■ WHAT YOU SHOULD DO ■
Copy each line of the material below that includes the string "letter".

■ MATERIAL FOR THIS TASK ■
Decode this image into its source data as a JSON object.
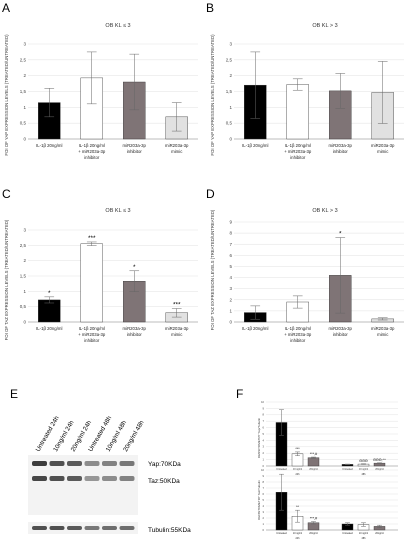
{
  "colors": {
    "black": "#000000",
    "white": "#ffffff",
    "dark_gray": "#7f7476",
    "light_gray": "#e1e1e1",
    "axis": "#8a8a8a",
    "grid": "#d9d9d9"
  },
  "panels": {
    "A": {
      "letter": "A",
      "title": "OB KL ≤ 3",
      "ylabel": "FOI OF YAP EXPRESSION LEVELS (TREATED/UNTREATED)"
    },
    "B": {
      "letter": "B",
      "title": "OB KL > 3",
      "ylabel": "FOI OF YAP EXPRESSION LEVELS (TREATED/UNTREATED)"
    },
    "C": {
      "letter": "C",
      "title": "OB KL ≤ 3",
      "ylabel": "FOI OF TAZ EXPRESSION LEVELS (TREATED/UNTREATED)"
    },
    "D": {
      "letter": "D",
      "title": "OB KL > 3",
      "ylabel": "FOI OF TAZ EXPRESSION LEVELS (TREATED/UNTREATED)"
    },
    "E": {
      "letter": "E"
    },
    "F": {
      "letter": "F"
    }
  },
  "categories": [
    "IL-1β 20ng/ml",
    "IL-1β 20ng/ml + miR203a-3p inhibitor",
    "miR203a-3p inhibitor",
    "miR203a-3p mimic"
  ],
  "chart_data": [
    {
      "panel": "A",
      "type": "bar",
      "title": "OB KL ≤ 3",
      "ylabel": "FOI OF YAP EXPRESSION LEVELS (TREATED/UNTREATED)",
      "ylim": [
        0,
        3
      ],
      "yticks": [
        "0",
        "0,5",
        "1",
        "1,5",
        "2",
        "2,5",
        "3"
      ],
      "values": [
        1.15,
        1.93,
        1.8,
        0.7
      ],
      "errors": [
        0.45,
        0.82,
        0.88,
        0.45
      ],
      "signif": [
        "",
        "",
        "",
        ""
      ],
      "bar_colors": [
        "#000000",
        "#ffffff",
        "#7f7476",
        "#e1e1e1"
      ]
    },
    {
      "panel": "B",
      "type": "bar",
      "title": "OB KL > 3",
      "ylabel": "FOI OF YAP EXPRESSION LEVELS (TREATED/UNTREATED)",
      "ylim": [
        0,
        3
      ],
      "yticks": [
        "0",
        "0,5",
        "1",
        "1,5",
        "2",
        "2,5",
        "3"
      ],
      "values": [
        1.7,
        1.72,
        1.52,
        1.47
      ],
      "errors": [
        1.05,
        0.18,
        0.55,
        0.98
      ],
      "signif": [
        "",
        "",
        "",
        ""
      ],
      "bar_colors": [
        "#000000",
        "#ffffff",
        "#7f7476",
        "#e1e1e1"
      ]
    },
    {
      "panel": "C",
      "type": "bar",
      "title": "OB KL ≤ 3",
      "ylabel": "FOI OF TAZ EXPRESSION LEVELS (TREATED/UNTREATED)",
      "ylim": [
        0,
        3
      ],
      "yticks": [
        "0",
        "0,5",
        "1",
        "1,5",
        "2",
        "2,5",
        "3"
      ],
      "values": [
        0.72,
        2.55,
        1.33,
        0.3
      ],
      "errors": [
        0.1,
        0.06,
        0.34,
        0.14
      ],
      "signif": [
        "*",
        "***",
        "*",
        "***"
      ],
      "bar_colors": [
        "#000000",
        "#ffffff",
        "#7f7476",
        "#e1e1e1"
      ]
    },
    {
      "panel": "D",
      "type": "bar",
      "title": "OB KL > 3",
      "ylabel": "FOI OF TAZ EXPRESSION LEVELS (TREATED/UNTREATED)",
      "ylim": [
        0,
        9
      ],
      "yticks": [
        "0",
        "1",
        "2",
        "3",
        "4",
        "5",
        "6",
        "7",
        "8",
        "9"
      ],
      "values": [
        0.85,
        1.8,
        4.2,
        0.28
      ],
      "errors": [
        0.6,
        0.55,
        3.4,
        0.1
      ],
      "signif": [
        "",
        "",
        "*",
        ""
      ],
      "bar_colors": [
        "#000000",
        "#ffffff",
        "#7f7476",
        "#e1e1e1"
      ]
    },
    {
      "panel": "F-top",
      "type": "bar",
      "ylim": [
        0,
        10
      ],
      "yticks": [
        "0",
        "1",
        "2",
        "3",
        "4",
        "5",
        "6",
        "7",
        "8",
        "9",
        "10"
      ],
      "ylabel": "DENSITOMETRY Yap/Tubulin",
      "categories": [
        "Untreated",
        "10 ng/ml",
        "20ng/ml",
        "Untreated",
        "10 ng/ml",
        "20ng/ml"
      ],
      "group_labels": [
        "24h",
        "48h"
      ],
      "values": [
        6.8,
        1.9,
        1.3,
        0.25,
        0.3,
        0.45
      ],
      "errors": [
        2.0,
        0.3,
        0.1,
        0.05,
        0.05,
        0.05
      ],
      "signif": [
        "",
        "***",
        "***,#",
        "",
        "ΘΘΘ",
        "ΘΘΘ,^^"
      ],
      "bar_colors": [
        "#000000",
        "#ffffff",
        "#7f7476",
        "#000000",
        "#ffffff",
        "#7f7476"
      ]
    },
    {
      "panel": "F-bottom",
      "type": "bar",
      "ylim": [
        0,
        10
      ],
      "yticks": [
        "0",
        "1",
        "2",
        "3",
        "4",
        "5",
        "6",
        "7",
        "8",
        "9",
        "10"
      ],
      "ylabel": "DENSITOMETRY Taz/Tubulin",
      "categories": [
        "Untreated",
        "10 ng/ml",
        "20ng/ml",
        "Untreated",
        "10 ng/ml",
        "20ng/ml"
      ],
      "group_labels": [
        "24h",
        "48h"
      ],
      "values": [
        6.3,
        2.3,
        1.2,
        1.0,
        0.9,
        0.6
      ],
      "errors": [
        3.0,
        1.0,
        0.2,
        0.2,
        0.3,
        0.2
      ],
      "signif": [
        "",
        "**",
        "***,#",
        "",
        "",
        ""
      ],
      "bar_colors": [
        "#000000",
        "#ffffff",
        "#7f7476",
        "#000000",
        "#ffffff",
        "#7f7476"
      ]
    }
  ],
  "blot": {
    "lanes": [
      "Untreated 24h",
      "10ng/ml 24h",
      "20ng/ml 24h",
      "Untreated 48h",
      "10ng/ml 48h",
      "20ng/ml 48h"
    ],
    "band_labels": [
      "Yap:70KDa",
      "Taz:50KDa",
      "Tubulin:55KDa"
    ],
    "yap_intensity": [
      0.85,
      0.75,
      0.7,
      0.45,
      0.5,
      0.55
    ],
    "taz_intensity": [
      0.8,
      0.75,
      0.7,
      0.4,
      0.45,
      0.5
    ],
    "tubulin_intensity": [
      0.75,
      0.75,
      0.7,
      0.55,
      0.6,
      0.6
    ]
  }
}
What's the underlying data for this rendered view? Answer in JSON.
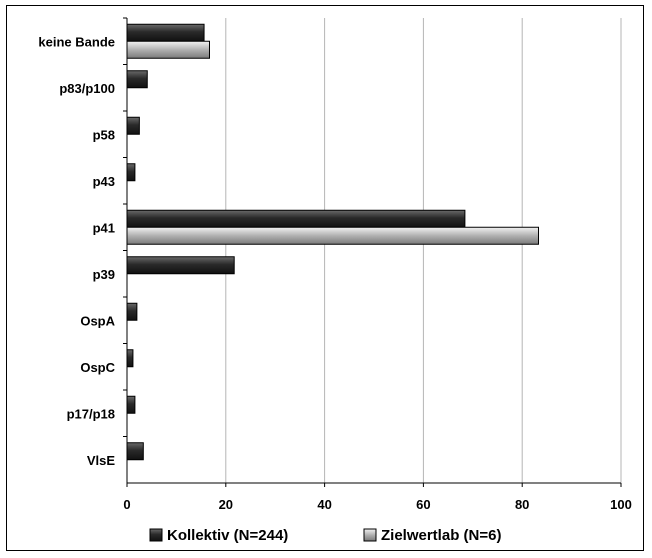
{
  "chart_data": {
    "type": "bar",
    "orientation": "horizontal",
    "categories": [
      "keine Bande",
      "p83/p100",
      "p58",
      "p43",
      "p41",
      "p39",
      "OspA",
      "OspC",
      "p17/p18",
      "VlsE"
    ],
    "series": [
      {
        "name": "Kollektiv (N=244)",
        "values": [
          15.6,
          4.1,
          2.5,
          1.6,
          68.4,
          21.7,
          2.0,
          1.2,
          1.6,
          3.3
        ],
        "color": "#2b2b2b"
      },
      {
        "name": "Zielwertlab (N=6)",
        "values": [
          16.7,
          null,
          null,
          null,
          83.3,
          null,
          null,
          null,
          null,
          null
        ],
        "color": "#b8b8b8"
      }
    ],
    "xlim": [
      0,
      100
    ],
    "xticks": [
      "0",
      "20",
      "40",
      "60",
      "80",
      "100"
    ],
    "xtick_values": [
      0,
      20,
      40,
      60,
      80,
      100
    ],
    "grid": true,
    "legend_position": "bottom",
    "title": "",
    "xlabel": "",
    "ylabel": ""
  }
}
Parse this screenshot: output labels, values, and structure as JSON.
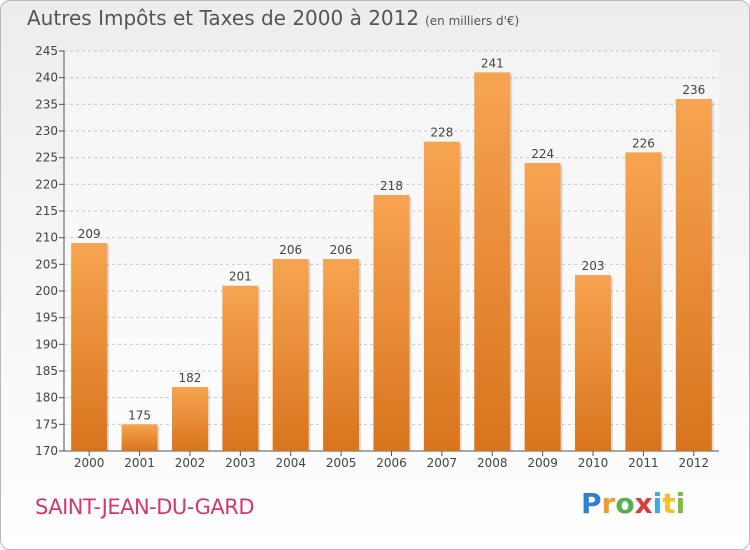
{
  "chart_data": {
    "type": "bar",
    "title": "Autres Impôts et Taxes de 2000 à 2012",
    "unit_note": "(en milliers d'€)",
    "categories": [
      "2000",
      "2001",
      "2002",
      "2003",
      "2004",
      "2005",
      "2006",
      "2007",
      "2008",
      "2009",
      "2010",
      "2011",
      "2012"
    ],
    "values": [
      209,
      175,
      182,
      201,
      206,
      206,
      218,
      228,
      241,
      224,
      203,
      226,
      236
    ],
    "ylim": [
      170,
      245
    ],
    "ytick_step": 5,
    "grid": true,
    "colors": {
      "bar_top": "#f7a450",
      "bar_bottom": "#d9741e",
      "grid": "#c8c8c8",
      "text": "#444444"
    }
  },
  "location_label": "SAINT-JEAN-DU-GARD",
  "logo": {
    "text": "Proxiti"
  }
}
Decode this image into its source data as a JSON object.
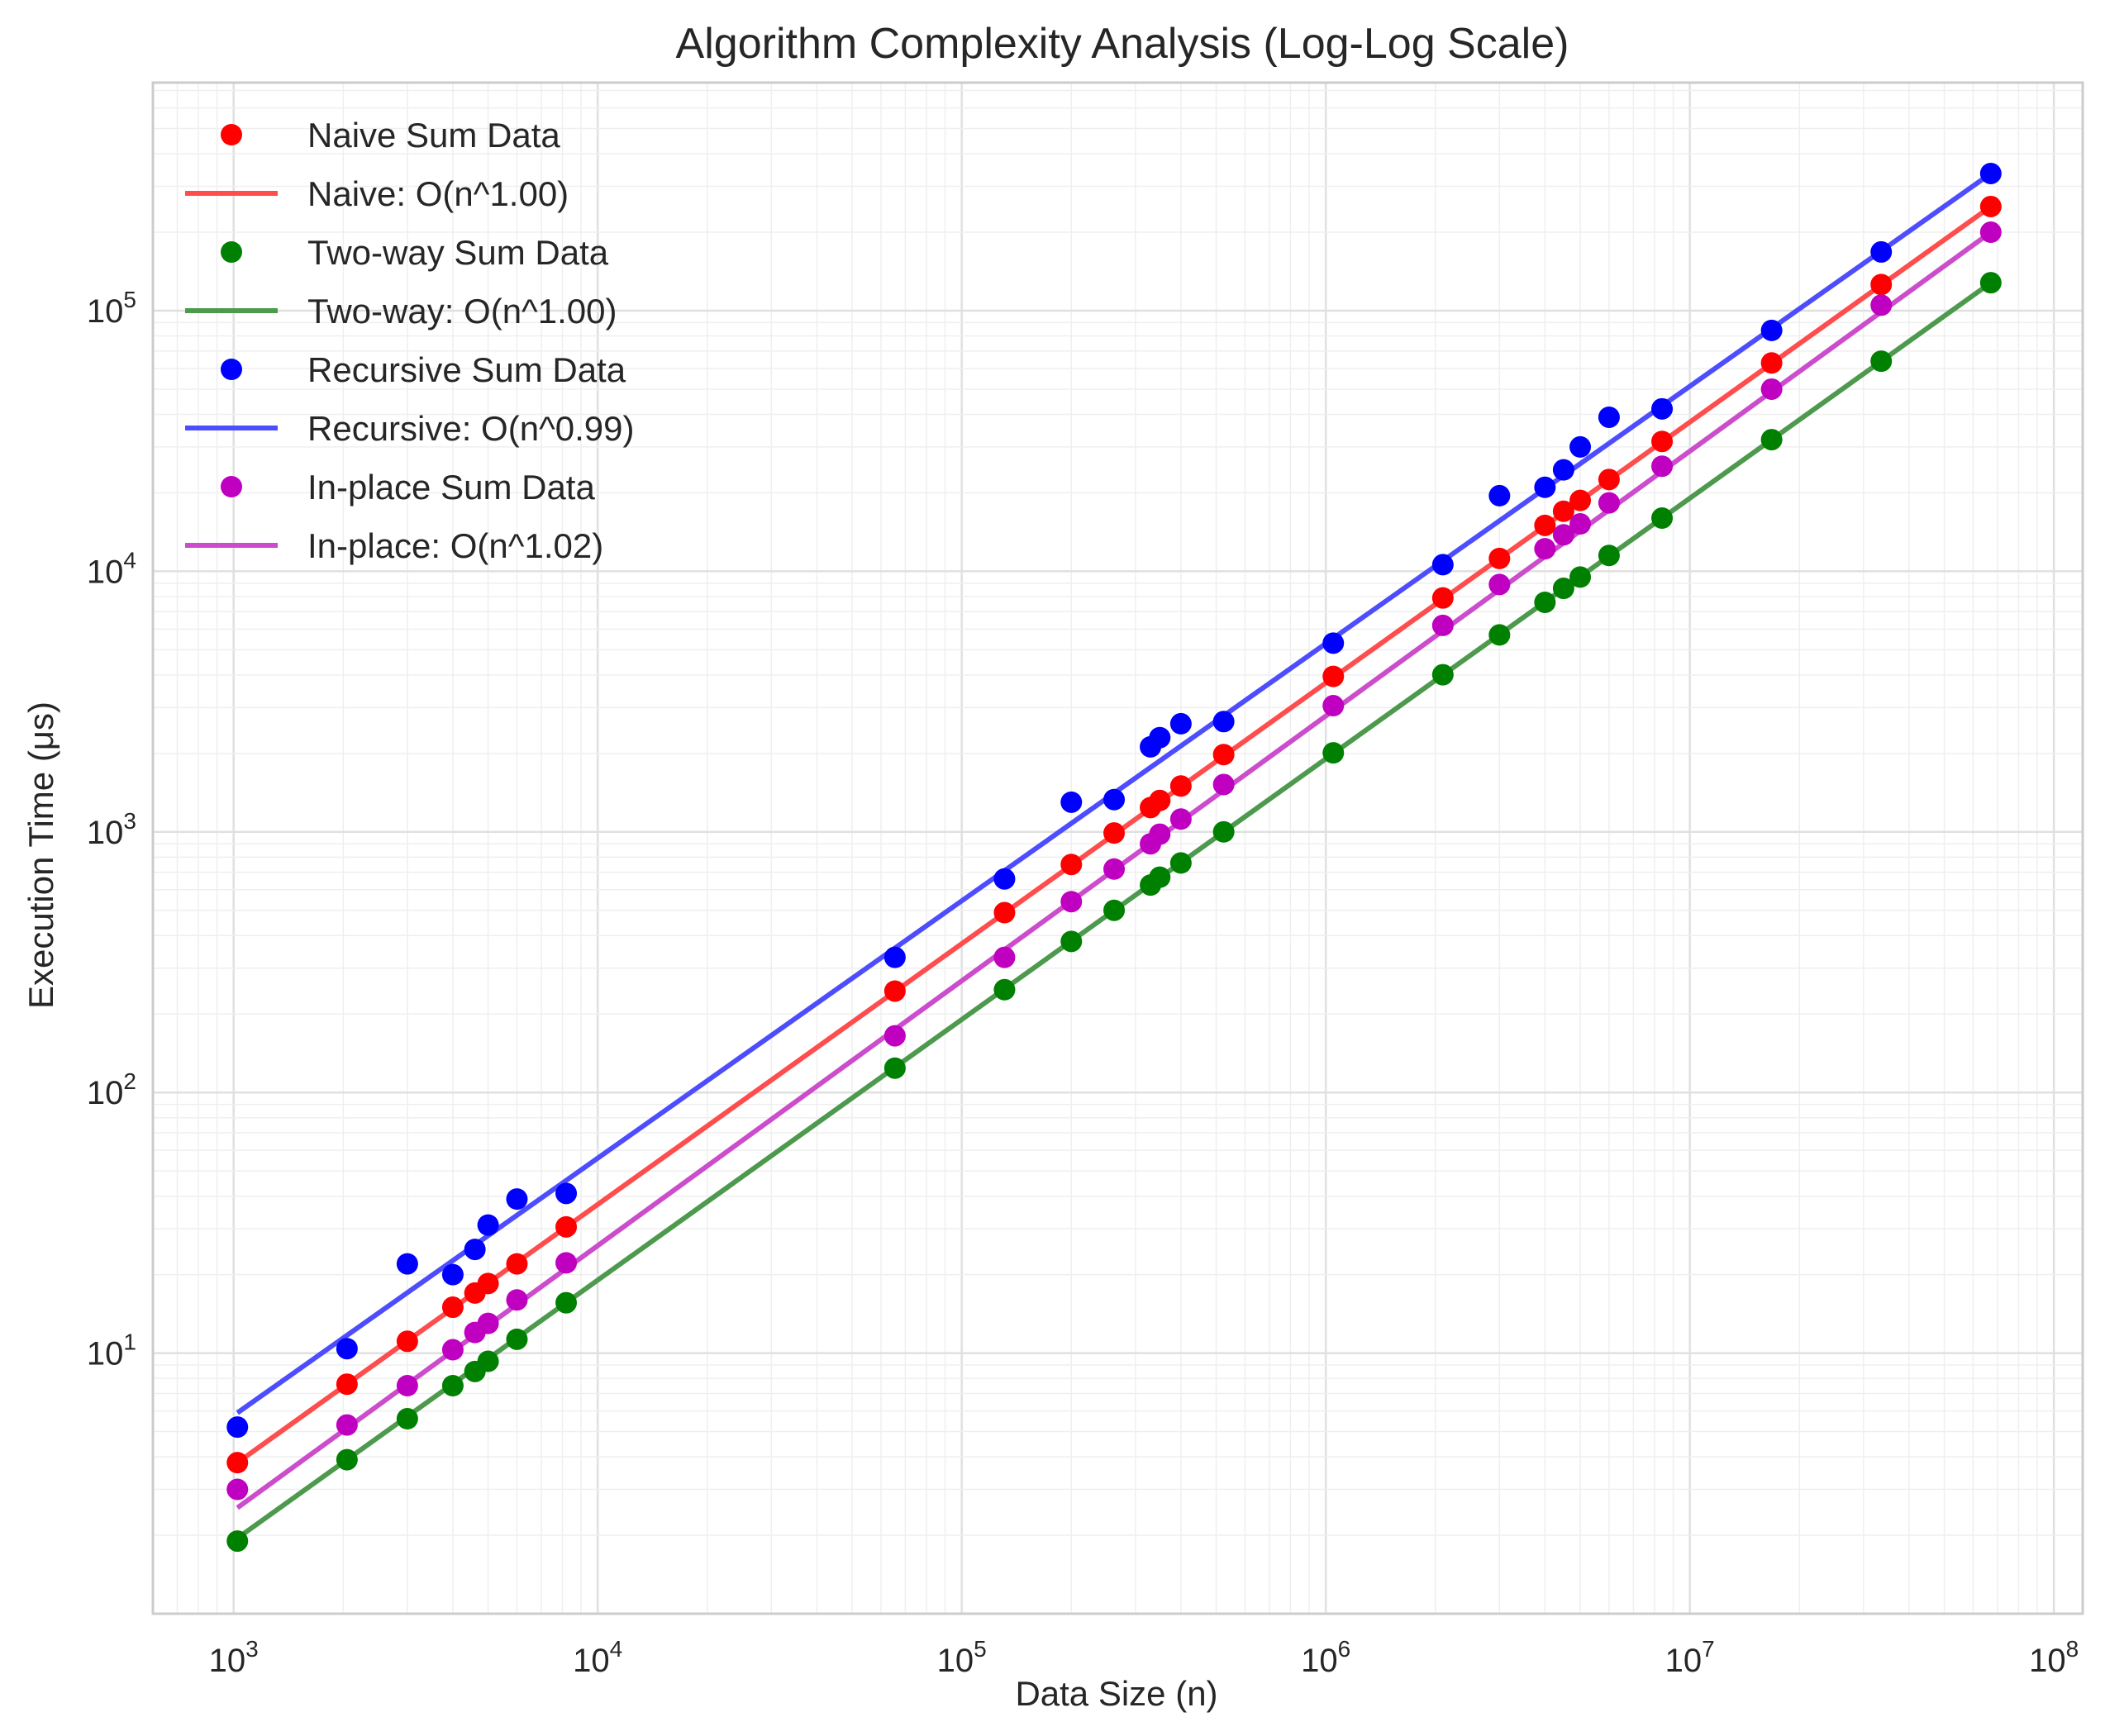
{
  "chart_data": {
    "type": "scatter",
    "title": "Algorithm Complexity Analysis (Log-Log Scale)",
    "xlabel": "Data Size (n)",
    "ylabel": "Execution Time (μs)",
    "xscale": "log",
    "yscale": "log",
    "xlim": [
      600,
      120000000
    ],
    "ylim": [
      1.0,
      750000
    ],
    "grid": true,
    "legend_position": "top-left",
    "x_ticks": [
      {
        "mant": "10",
        "exp": "3",
        "value": 1000
      },
      {
        "mant": "10",
        "exp": "4",
        "value": 10000
      },
      {
        "mant": "10",
        "exp": "5",
        "value": 100000
      },
      {
        "mant": "10",
        "exp": "6",
        "value": 1000000
      },
      {
        "mant": "10",
        "exp": "7",
        "value": 10000000
      },
      {
        "mant": "10",
        "exp": "8",
        "value": 100000000
      }
    ],
    "y_ticks": [
      {
        "mant": "10",
        "exp": "1",
        "value": 10
      },
      {
        "mant": "10",
        "exp": "2",
        "value": 100
      },
      {
        "mant": "10",
        "exp": "3",
        "value": 1000
      },
      {
        "mant": "10",
        "exp": "4",
        "value": 10000
      },
      {
        "mant": "10",
        "exp": "5",
        "value": 100000
      }
    ],
    "series": [
      {
        "name": "Naive Sum Data",
        "fit_name": "Naive: O(n^1.00)",
        "color": "#ff0000",
        "fit_color": "#ff4d4d",
        "x": [
          1024,
          2048,
          3000,
          4000,
          4600,
          5000,
          6000,
          8192,
          65536,
          131072,
          200000,
          262144,
          330000,
          350000,
          400000,
          524288,
          1048576,
          2097152,
          3000000,
          4000000,
          4500000,
          5000000,
          6000000,
          8388608,
          16777216,
          33554432,
          67108864
        ],
        "y": [
          3.8,
          7.6,
          11.1,
          15.0,
          17.0,
          18.5,
          22.0,
          30.5,
          245,
          490,
          750,
          990,
          1240,
          1320,
          1500,
          1980,
          3950,
          7900,
          11200,
          15000,
          17000,
          18700,
          22500,
          31500,
          63000,
          126000,
          251000
        ],
        "fit": {
          "x": [
            1024,
            67108864
          ],
          "y": [
            3.8,
            251000
          ]
        }
      },
      {
        "name": "Two-way Sum Data",
        "fit_name": "Two-way: O(n^1.00)",
        "color": "#008000",
        "fit_color": "#4d994d",
        "x": [
          1024,
          2048,
          3000,
          4000,
          4600,
          5000,
          6000,
          8192,
          65536,
          131072,
          200000,
          262144,
          330000,
          350000,
          400000,
          524288,
          1048576,
          2097152,
          3000000,
          4000000,
          4500000,
          5000000,
          6000000,
          8388608,
          16777216,
          33554432,
          67108864
        ],
        "y": [
          1.9,
          3.9,
          5.6,
          7.5,
          8.5,
          9.3,
          11.3,
          15.6,
          124,
          248,
          380,
          500,
          625,
          670,
          760,
          1000,
          2010,
          4010,
          5700,
          7600,
          8600,
          9500,
          11500,
          16000,
          32000,
          64000,
          128000
        ],
        "fit": {
          "x": [
            1024,
            67108864
          ],
          "y": [
            1.95,
            128000
          ]
        }
      },
      {
        "name": "Recursive Sum Data",
        "fit_name": "Recursive: O(n^0.99)",
        "color": "#0000ff",
        "fit_color": "#4d4dff",
        "x": [
          1024,
          2048,
          3000,
          4000,
          4600,
          5000,
          6000,
          8192,
          65536,
          131072,
          200000,
          262144,
          330000,
          350000,
          400000,
          524288,
          1048576,
          2097152,
          3000000,
          4000000,
          4500000,
          5000000,
          6000000,
          8388608,
          16777216,
          33554432,
          67108864
        ],
        "y": [
          5.2,
          10.4,
          22.0,
          20.0,
          25.0,
          31.0,
          39.0,
          41.0,
          330,
          660,
          1300,
          1330,
          2120,
          2300,
          2600,
          2650,
          5300,
          10600,
          19500,
          21000,
          24500,
          30000,
          39000,
          42000,
          84000,
          168000,
          336000
        ],
        "fit": {
          "x": [
            1024,
            67108864
          ],
          "y": [
            5.9,
            336000
          ]
        }
      },
      {
        "name": "In-place Sum Data",
        "fit_name": "In-place: O(n^1.02)",
        "color": "#c000c0",
        "fit_color": "#cc4dcc",
        "x": [
          1024,
          2048,
          3000,
          4000,
          4600,
          5000,
          6000,
          8192,
          65536,
          131072,
          200000,
          262144,
          330000,
          350000,
          400000,
          524288,
          1048576,
          2097152,
          3000000,
          4000000,
          4500000,
          5000000,
          6000000,
          8388608,
          16777216,
          33554432,
          67108864
        ],
        "y": [
          3.0,
          5.3,
          7.5,
          10.3,
          12.0,
          13.0,
          16.0,
          22.2,
          165,
          330,
          540,
          720,
          900,
          980,
          1120,
          1520,
          3050,
          6200,
          8900,
          12200,
          13800,
          15200,
          18300,
          25300,
          50000,
          105000,
          200000
        ],
        "fit": {
          "x": [
            1024,
            67108864
          ],
          "y": [
            2.55,
            200000
          ]
        }
      }
    ]
  }
}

■ WRITTEN RESPONSE ■
      "letter": "A",
      "letter": "B",
      "letter": "C",
      "letter": "D",
      "letter": "E"
      "letter": "F"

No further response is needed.